[Begin WORKING DATA]
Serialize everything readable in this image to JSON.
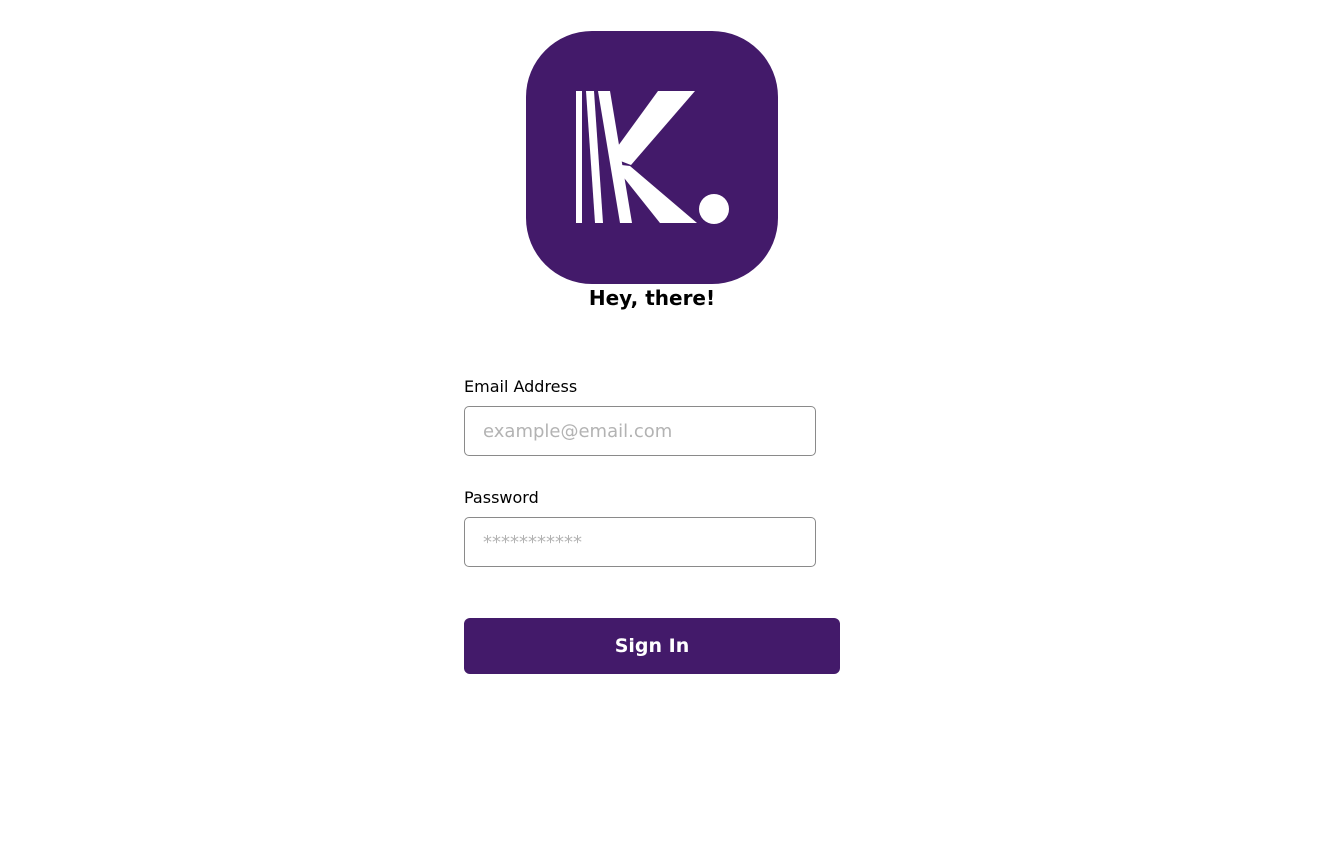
{
  "brand": {
    "logo_icon": "k-dot-logo-icon",
    "color": "#431a6a"
  },
  "greeting": "Hey, there!",
  "form": {
    "email_label": "Email Address",
    "email_placeholder": "example@email.com",
    "password_label": "Password",
    "password_placeholder": "***********",
    "submit_label": "Sign In"
  }
}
[End WORKING DATA]
GOAL OF THE EXERCISE: Copy the whole listing above word for word but do not carry over the pictures.

SOLVED PROBLEM:
Serialize everything readable in this image to JSON.
{
  "brand": {
    "logo_icon": "k-dot-logo-icon",
    "color": "#431a6a"
  },
  "greeting": "Hey, there!",
  "form": {
    "email_label": "Email Address",
    "email_placeholder": "example@email.com",
    "password_label": "Password",
    "password_placeholder": "***********",
    "submit_label": "Sign In"
  }
}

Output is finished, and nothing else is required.